- _The exercise_: Reproduce the listing below exactly, minus its pictures.

Dataset excerpts start

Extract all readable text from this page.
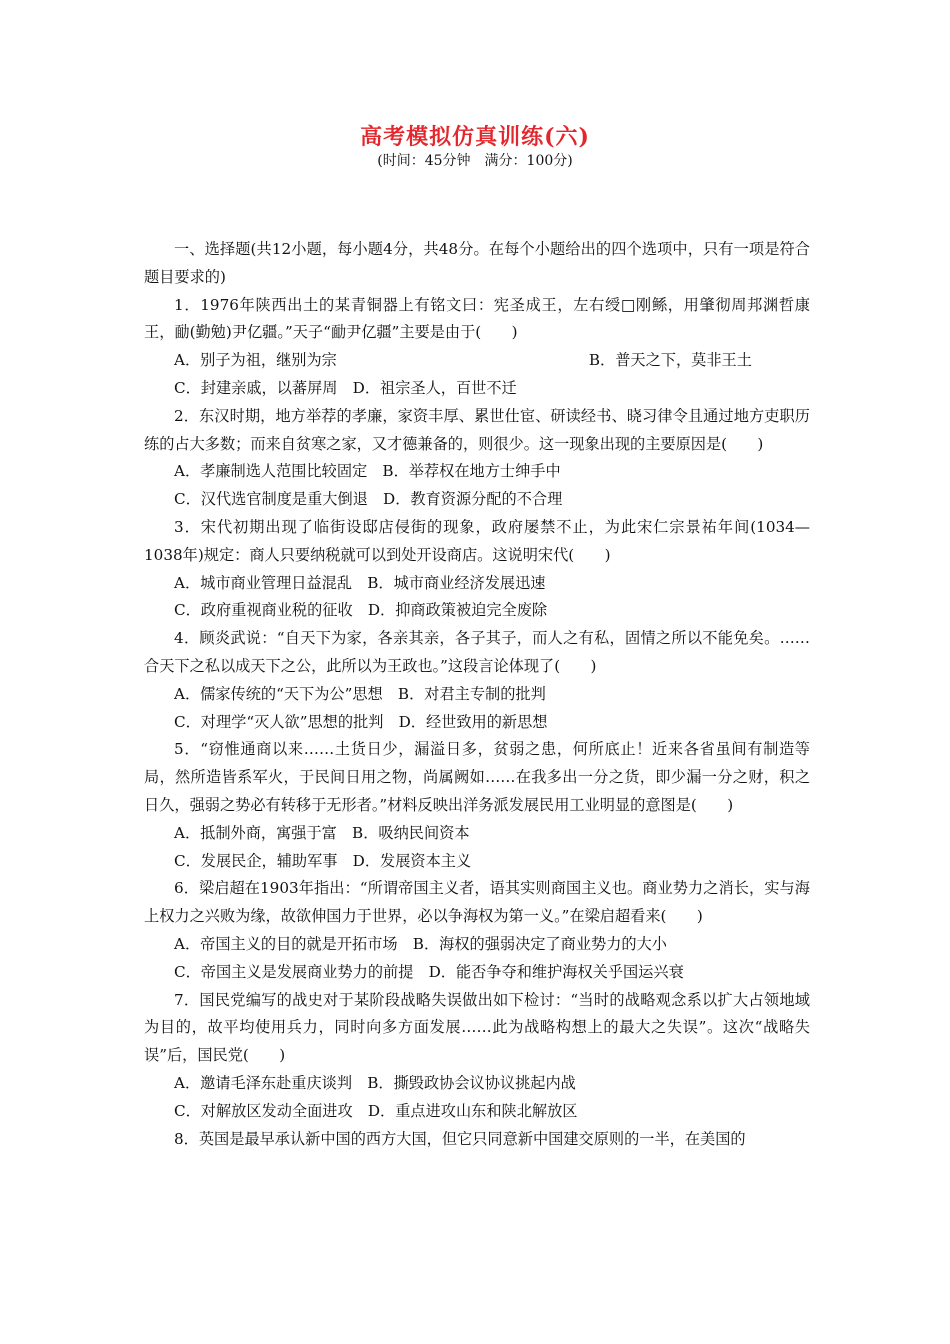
高考模拟仿真训练(六)
(时间：45分钟　满分：100分)

一、选择题(共12小题，每小题4分，共48分。在每个小题给出的四个选项中，只有一项是符合题目要求的)

1．1976年陕西出土的某青铜器上有铭文曰：宪圣成王，左右绶□刚鲧，用肇彻周邦渊哲康王，勔(勤勉)尹亿疆。”天子“勔尹亿疆”主要是由于(　　)

A．别子为祖，继别为宗	B．普天之下，莫非王土

C．封建亲戚，以蕃屏周　D．祖宗圣人，百世不迁

2．东汉时期，地方举荐的孝廉，家资丰厚、累世仕宦、研读经书、晓习律令且通过地方吏职历练的占大多数；而来自贫寒之家，又才德兼备的，则很少。这一现象出现的主要原因是(　　)

A．孝廉制选人范围比较固定　B．举荐权在地方士绅手中

C．汉代选官制度是重大倒退　D．教育资源分配的不合理

3．宋代初期出现了临街设邸店侵街的现象，政府屡禁不止，为此宋仁宗景祐年间(1034—1038年)规定：商人只要纳税就可以到处开设商店。这说明宋代(　　)

A．城市商业管理日益混乱　B．城市商业经济发展迅速

C．政府重视商业税的征收　D．抑商政策被迫完全废除

4．顾炎武说：“自天下为家，各亲其亲，各子其子，而人之有私，固情之所以不能免矣。……合天下之私以成天下之公，此所以为王政也。”这段言论体现了(　　)

A．儒家传统的“天下为公”思想　B．对君主专制的批判

C．对理学“灭人欲”思想的批判　D．经世致用的新思想

5．“窃惟通商以来……土货日少，漏溢日多，贫弱之患，何所底止！近来各省虽间有制造等局，然所造皆系军火，于民间日用之物，尚属阙如……在我多出一分之货，即少漏一分之财，积之日久，强弱之势必有转移于无形者。”材料反映出洋务派发展民用工业明显的意图是(　　)

A．抵制外商，寓强于富　B．吸纳民间资本

C．发展民企，辅助军事　D．发展资本主义

6．梁启超在1903年指出：“所谓帝国主义者，语其实则商国主义也。商业势力之消长，实与海上权力之兴败为缘，故欲伸国力于世界，必以争海权为第一义。”在梁启超看来(　　)

A．帝国主义的目的就是开拓市场　B．海权的强弱决定了商业势力的大小

C．帝国主义是发展商业势力的前提　D．能否争夺和维护海权关乎国运兴衰

7．国民党编写的战史对于某阶段战略失误做出如下检讨：“当时的战略观念系以扩大占领地域为目的，故平均使用兵力，同时向多方面发展……此为战略构想上的最大之失误”。这次“战略失误”后，国民党(　　)

A．邀请毛泽东赴重庆谈判　B．撕毁政协会议协议挑起内战

C．对解放区发动全面进攻　D．重点进攻山东和陕北解放区

8．英国是最早承认新中国的西方大国，但它只同意新中国建交原则的一半，在美国的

Dataset excerpts end

- _Solution for this task_:
Extract all readable text from this page.
高考模拟仿真训练(六)
(时间：45分钟　满分：100分)

一、选择题(共12小题，每小题4分，共48分。在每个小题给出的四个选项中，只有一项是符合题目要求的)

1．1976年陕西出土的某青铜器上有铭文曰：宪圣成王，左右绶□刚鲧，用肇彻周邦渊哲康王，勔(勤勉)尹亿疆。”天子“勔尹亿疆”主要是由于(　　)

A．别子为祖，继别为宗	B．普天之下，莫非王土

C．封建亲戚，以蕃屏周　D．祖宗圣人，百世不迁

2．东汉时期，地方举荐的孝廉，家资丰厚、累世仕宦、研读经书、晓习律令且通过地方吏职历练的占大多数；而来自贫寒之家，又才德兼备的，则很少。这一现象出现的主要原因是(　　)

A．孝廉制选人范围比较固定　B．举荐权在地方士绅手中

C．汉代选官制度是重大倒退　D．教育资源分配的不合理

3．宋代初期出现了临街设邸店侵街的现象，政府屡禁不止，为此宋仁宗景祐年间(1034—1038年)规定：商人只要纳税就可以到处开设商店。这说明宋代(　　)

A．城市商业管理日益混乱　B．城市商业经济发展迅速

C．政府重视商业税的征收　D．抑商政策被迫完全废除

4．顾炎武说：“自天下为家，各亲其亲，各子其子，而人之有私，固情之所以不能免矣。……合天下之私以成天下之公，此所以为王政也。”这段言论体现了(　　)

A．儒家传统的“天下为公”思想　B．对君主专制的批判

C．对理学“灭人欲”思想的批判　D．经世致用的新思想

5．“窃惟通商以来……土货日少，漏溢日多，贫弱之患，何所底止！近来各省虽间有制造等局，然所造皆系军火，于民间日用之物，尚属阙如……在我多出一分之货，即少漏一分之财，积之日久，强弱之势必有转移于无形者。”材料反映出洋务派发展民用工业明显的意图是(　　)

A．抵制外商，寓强于富　B．吸纳民间资本

C．发展民企，辅助军事　D．发展资本主义

6．梁启超在1903年指出：“所谓帝国主义者，语其实则商国主义也。商业势力之消长，实与海上权力之兴败为缘，故欲伸国力于世界，必以争海权为第一义。”在梁启超看来(　　)

A．帝国主义的目的就是开拓市场　B．海权的强弱决定了商业势力的大小

C．帝国主义是发展商业势力的前提　D．能否争夺和维护海权关乎国运兴衰

7．国民党编写的战史对于某阶段战略失误做出如下检讨：“当时的战略观念系以扩大占领地域为目的，故平均使用兵力，同时向多方面发展……此为战略构想上的最大之失误”。这次“战略失误”后，国民党(　　)

A．邀请毛泽东赴重庆谈判　B．撕毁政协会议协议挑起内战

C．对解放区发动全面进攻　D．重点进攻山东和陕北解放区

8．英国是最早承认新中国的西方大国，但它只同意新中国建交原则的一半，在美国的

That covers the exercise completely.